> Extracted records:
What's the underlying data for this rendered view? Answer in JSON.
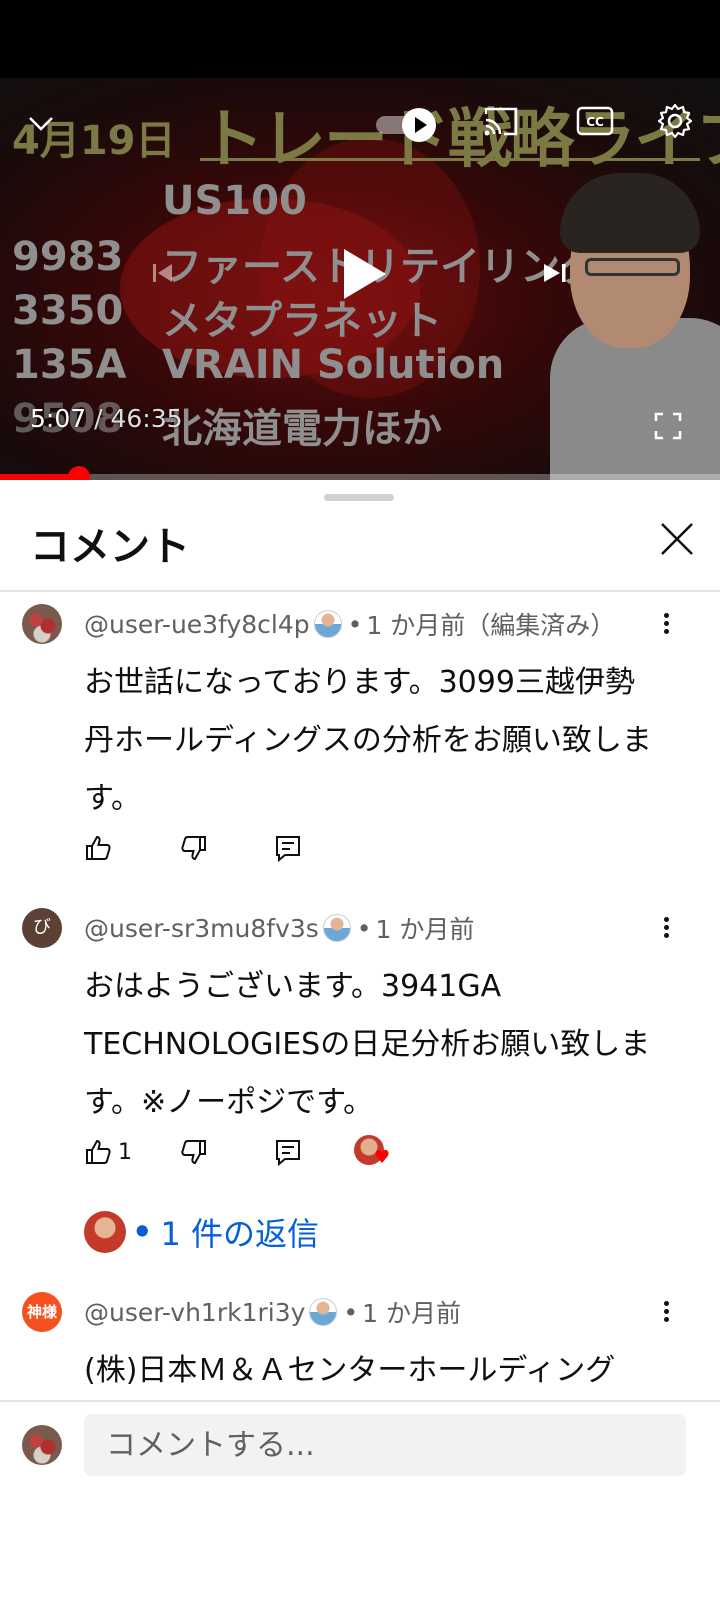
{
  "player": {
    "thumbnail": {
      "date": "4月19日",
      "title": "トレード戦略ライブ",
      "rows": [
        {
          "code": "",
          "name": "US100"
        },
        {
          "code": "9983",
          "name": "ファーストリテイリング"
        },
        {
          "code": "3350",
          "name": "メタプラネット"
        },
        {
          "code": "135A",
          "name": "VRAIN  Solution"
        },
        {
          "code": "9508",
          "name": "北海道電力ほか"
        }
      ]
    },
    "current_time": "5:07",
    "separator": " / ",
    "duration": "46:35",
    "progress_fraction": 0.11,
    "icons": [
      "chevron-down-icon",
      "autoplay-toggle",
      "cast-icon",
      "closed-captions-icon",
      "settings-gear-icon",
      "previous-icon",
      "play-icon",
      "next-icon",
      "fullscreen-icon"
    ],
    "accent_color": "#ff0000"
  },
  "panel": {
    "title": "コメント"
  },
  "comments": [
    {
      "author": "@user-ue3fy8cl4p",
      "time": "1 か月前（編集済み）",
      "text": "お世話になっております。3099三越伊勢丹ホールディングスの分析をお願い致します。",
      "likes": ""
    },
    {
      "author": "@user-sr3mu8fv3s",
      "avatar_letter": "び",
      "time": "1 か月前",
      "text": "おはようございます。3941GA TECHNOLOGIESの日足分析お願い致します。※ノーポジです。",
      "likes": "1",
      "replies": "1 件の返信"
    },
    {
      "author": "@user-vh1rk1ri3y",
      "avatar_letter": "神様",
      "time": "1 か月前",
      "text": "(株)日本Ｍ＆Ａセンターホールディング",
      "likes": ""
    }
  ],
  "compose": {
    "placeholder": "コメントする..."
  }
}
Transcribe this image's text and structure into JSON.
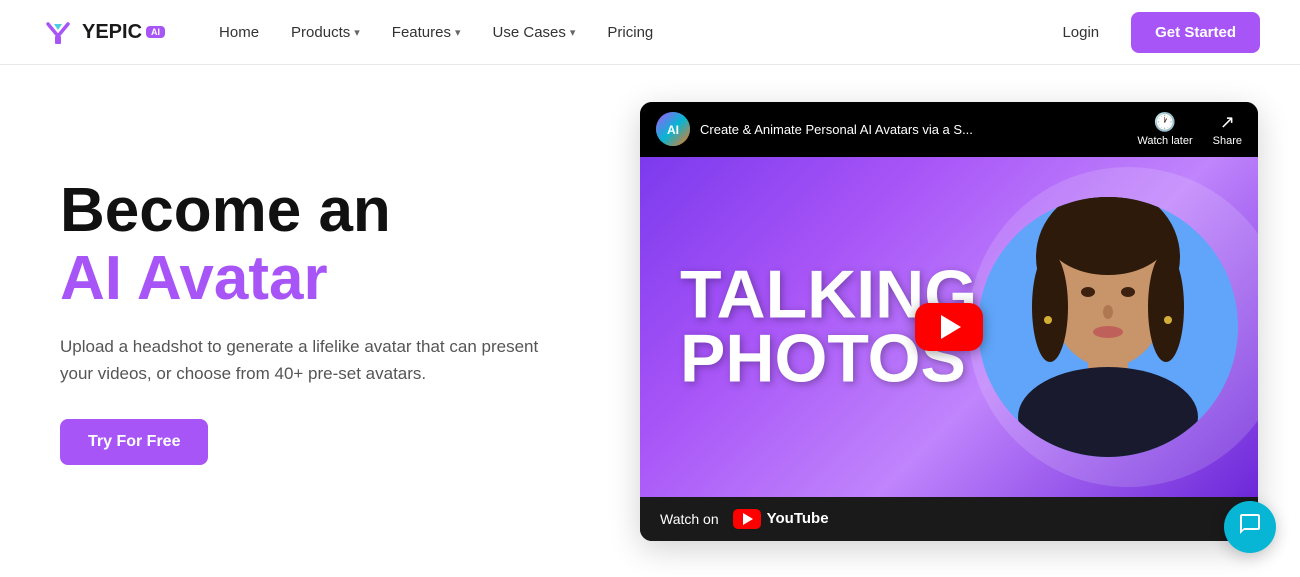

> Your objective: Identify which lines contain the word "this" and copy each one.

> Full output:
What's the underlying data for this rendered view? Answer in JSON.
Transcribe this image's text and structure into JSON.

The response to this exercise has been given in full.